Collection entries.
┄┄┄┄┄┄┄┄┄┄┄┄┄┄┄┄┄┄┄┄

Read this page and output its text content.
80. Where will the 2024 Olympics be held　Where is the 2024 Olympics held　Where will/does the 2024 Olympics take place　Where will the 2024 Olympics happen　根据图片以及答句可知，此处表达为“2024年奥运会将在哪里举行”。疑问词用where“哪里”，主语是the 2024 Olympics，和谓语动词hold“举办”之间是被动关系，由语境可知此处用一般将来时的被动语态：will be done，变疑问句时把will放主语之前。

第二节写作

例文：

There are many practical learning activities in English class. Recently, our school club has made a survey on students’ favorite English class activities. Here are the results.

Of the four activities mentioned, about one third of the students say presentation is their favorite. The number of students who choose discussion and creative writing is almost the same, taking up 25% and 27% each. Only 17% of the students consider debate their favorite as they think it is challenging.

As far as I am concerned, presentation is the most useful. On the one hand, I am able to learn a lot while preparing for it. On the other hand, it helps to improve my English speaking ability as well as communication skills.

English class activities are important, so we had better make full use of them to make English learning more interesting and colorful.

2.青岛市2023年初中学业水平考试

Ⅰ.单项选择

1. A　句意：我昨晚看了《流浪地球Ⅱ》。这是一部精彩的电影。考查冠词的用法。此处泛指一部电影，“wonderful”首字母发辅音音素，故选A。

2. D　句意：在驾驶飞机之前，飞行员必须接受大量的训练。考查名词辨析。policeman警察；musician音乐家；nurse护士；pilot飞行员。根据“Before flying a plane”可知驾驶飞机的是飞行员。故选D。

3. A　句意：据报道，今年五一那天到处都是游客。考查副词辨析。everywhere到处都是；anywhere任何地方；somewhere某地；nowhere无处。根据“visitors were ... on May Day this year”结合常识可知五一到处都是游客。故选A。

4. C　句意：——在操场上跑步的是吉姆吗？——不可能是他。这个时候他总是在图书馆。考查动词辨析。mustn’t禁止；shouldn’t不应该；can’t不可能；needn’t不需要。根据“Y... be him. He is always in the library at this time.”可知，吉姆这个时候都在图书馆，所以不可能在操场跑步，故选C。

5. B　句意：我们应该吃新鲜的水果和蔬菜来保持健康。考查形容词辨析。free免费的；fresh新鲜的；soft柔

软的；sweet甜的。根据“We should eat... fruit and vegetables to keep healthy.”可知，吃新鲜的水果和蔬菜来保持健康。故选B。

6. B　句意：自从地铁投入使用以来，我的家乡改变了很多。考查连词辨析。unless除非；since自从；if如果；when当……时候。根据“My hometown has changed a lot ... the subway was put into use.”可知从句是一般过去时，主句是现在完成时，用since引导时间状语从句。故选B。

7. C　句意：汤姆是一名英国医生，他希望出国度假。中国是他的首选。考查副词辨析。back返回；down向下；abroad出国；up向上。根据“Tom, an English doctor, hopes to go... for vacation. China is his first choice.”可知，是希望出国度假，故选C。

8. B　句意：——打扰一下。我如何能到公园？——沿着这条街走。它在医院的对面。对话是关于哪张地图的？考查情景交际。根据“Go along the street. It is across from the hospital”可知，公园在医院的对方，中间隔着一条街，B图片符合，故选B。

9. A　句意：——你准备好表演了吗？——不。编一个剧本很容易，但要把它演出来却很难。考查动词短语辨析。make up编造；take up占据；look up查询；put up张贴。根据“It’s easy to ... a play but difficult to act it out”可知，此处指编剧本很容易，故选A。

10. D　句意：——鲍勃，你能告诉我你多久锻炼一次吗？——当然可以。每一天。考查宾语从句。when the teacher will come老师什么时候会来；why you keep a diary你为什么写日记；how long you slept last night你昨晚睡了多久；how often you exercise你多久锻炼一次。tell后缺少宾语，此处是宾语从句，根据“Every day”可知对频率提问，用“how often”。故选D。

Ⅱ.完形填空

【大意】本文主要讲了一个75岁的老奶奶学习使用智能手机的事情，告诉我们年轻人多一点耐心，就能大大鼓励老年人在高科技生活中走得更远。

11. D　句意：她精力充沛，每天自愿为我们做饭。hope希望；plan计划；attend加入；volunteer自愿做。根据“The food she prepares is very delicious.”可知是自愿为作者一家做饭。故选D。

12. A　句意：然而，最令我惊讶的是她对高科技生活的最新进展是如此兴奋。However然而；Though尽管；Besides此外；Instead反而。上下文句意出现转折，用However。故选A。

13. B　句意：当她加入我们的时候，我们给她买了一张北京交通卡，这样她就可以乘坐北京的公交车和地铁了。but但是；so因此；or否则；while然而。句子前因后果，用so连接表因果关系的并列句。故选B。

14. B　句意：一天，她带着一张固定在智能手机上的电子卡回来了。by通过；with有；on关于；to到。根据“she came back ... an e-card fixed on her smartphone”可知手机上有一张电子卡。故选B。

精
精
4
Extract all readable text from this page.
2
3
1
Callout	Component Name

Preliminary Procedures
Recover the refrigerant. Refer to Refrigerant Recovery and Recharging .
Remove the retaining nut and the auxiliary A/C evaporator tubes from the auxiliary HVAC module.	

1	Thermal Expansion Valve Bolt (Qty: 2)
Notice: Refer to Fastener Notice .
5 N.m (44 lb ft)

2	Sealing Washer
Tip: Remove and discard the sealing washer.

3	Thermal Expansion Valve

┄┄┄┄┄┄┄┄┄┄┄┄┄┄┄┄┄┄┄┄

What to do. Copy every record exactly as presented.

Reply to the exercise.
Read this page and output its text content.
80. Where will the 2024 Olympics be held　Where is the 2024 Olympics held　Where will/does the 2024 Olympics take place　Where will the 2024 Olympics happen　根据图片以及答句可知，此处表达为“2024年奥运会将在哪里举行”。疑问词用where“哪里”，主语是the 2024 Olympics，和谓语动词hold“举办”之间是被动关系，由语境可知此处用一般将来时的被动语态：will be done，变疑问句时把will放主语之前。

第二节写作

例文：

There are many practical learning activities in English class. Recently, our school club has made a survey on students’ favorite English class activities. Here are the results.

Of the four activities mentioned, about one third of the students say presentation is their favorite. The number of students who choose discussion and creative writing is almost the same, taking up 25% and 27% each. Only 17% of the students consider debate their favorite as they think it is challenging.

As far as I am concerned, presentation is the most useful. On the one hand, I am able to learn a lot while preparing for it. On the other hand, it helps to improve my English speaking ability as well as communication skills.

English class activities are important, so we had better make full use of them to make English learning more interesting and colorful.

2.青岛市2023年初中学业水平考试

Ⅰ.单项选择

1. A　句意：我昨晚看了《流浪地球Ⅱ》。这是一部精彩的电影。考查冠词的用法。此处泛指一部电影，“wonderful”首字母发辅音音素，故选A。

2. D　句意：在驾驶飞机之前，飞行员必须接受大量的训练。考查名词辨析。policeman警察；musician音乐家；nurse护士；pilot飞行员。根据“Before flying a plane”可知驾驶飞机的是飞行员。故选D。

3. A　句意：据报道，今年五一那天到处都是游客。考查副词辨析。everywhere到处都是；anywhere任何地方；somewhere某地；nowhere无处。根据“visitors were ... on May Day this year”结合常识可知五一到处都是游客。故选A。

4. C　句意：——在操场上跑步的是吉姆吗？——不可能是他。这个时候他总是在图书馆。考查动词辨析。mustn’t禁止；shouldn’t不应该；can’t不可能；needn’t不需要。根据“Y... be him. He is always in the library at this time.”可知，吉姆这个时候都在图书馆，所以不可能在操场跑步，故选C。

5. B　句意：我们应该吃新鲜的水果和蔬菜来保持健康。考查形容词辨析。free免费的；fresh新鲜的；soft柔

软的；sweet甜的。根据“We should eat... fruit and vegetables to keep healthy.”可知，吃新鲜的水果和蔬菜来保持健康。故选B。

6. B　句意：自从地铁投入使用以来，我的家乡改变了很多。考查连词辨析。unless除非；since自从；if如果；when当……时候。根据“My hometown has changed a lot ... the subway was put into use.”可知从句是一般过去时，主句是现在完成时，用since引导时间状语从句。故选B。

7. C　句意：汤姆是一名英国医生，他希望出国度假。中国是他的首选。考查副词辨析。back返回；down向下；abroad出国；up向上。根据“Tom, an English doctor, hopes to go... for vacation. China is his first choice.”可知，是希望出国度假，故选C。

8. B　句意：——打扰一下。我如何能到公园？——沿着这条街走。它在医院的对面。对话是关于哪张地图的？考查情景交际。根据“Go along the street. It is across from the hospital”可知，公园在医院的对方，中间隔着一条街，B图片符合，故选B。

9. A　句意：——你准备好表演了吗？——不。编一个剧本很容易，但要把它演出来却很难。考查动词短语辨析。make up编造；take up占据；look up查询；put up张贴。根据“It’s easy to ... a play but difficult to act it out”可知，此处指编剧本很容易，故选A。

10. D　句意：——鲍勃，你能告诉我你多久锻炼一次吗？——当然可以。每一天。考查宾语从句。when the teacher will come老师什么时候会来；why you keep a diary你为什么写日记；how long you slept last night你昨晚睡了多久；how often you exercise你多久锻炼一次。tell后缺少宾语，此处是宾语从句，根据“Every day”可知对频率提问，用“how often”。故选D。

Ⅱ.完形填空

【大意】本文主要讲了一个75岁的老奶奶学习使用智能手机的事情，告诉我们年轻人多一点耐心，就能大大鼓励老年人在高科技生活中走得更远。

11. D　句意：她精力充沛，每天自愿为我们做饭。hope希望；plan计划；attend加入；volunteer自愿做。根据“The food she prepares is very delicious.”可知是自愿为作者一家做饭。故选D。

12. A　句意：然而，最令我惊讶的是她对高科技生活的最新进展是如此兴奋。However然而；Though尽管；Besides此外；Instead反而。上下文句意出现转折，用However。故选A。

13. B　句意：当她加入我们的时候，我们给她买了一张北京交通卡，这样她就可以乘坐北京的公交车和地铁了。but但是；so因此；or否则；while然而。句子前因后果，用so连接表因果关系的并列句。故选B。

14. B　句意：一天，她带着一张固定在智能手机上的电子卡回来了。by通过；with有；on关于；to到。根据“she came back ... an e-card fixed on her smartphone”可知手机上有一张电子卡。故选B。

精
精
4
Extract all readable text from this page.
2
3
1
Callout	Component Name

Preliminary Procedures
Recover the refrigerant. Refer to Refrigerant Recovery and Recharging .
Remove the retaining nut and the auxiliary A/C evaporator tubes from the auxiliary HVAC module.	

1	Thermal Expansion Valve Bolt (Qty: 2)
Notice: Refer to Fastener Notice .
5 N.m (44 lb ft)

2	Sealing Washer
Tip: Remove and discard the sealing washer.

3	Thermal Expansion Valve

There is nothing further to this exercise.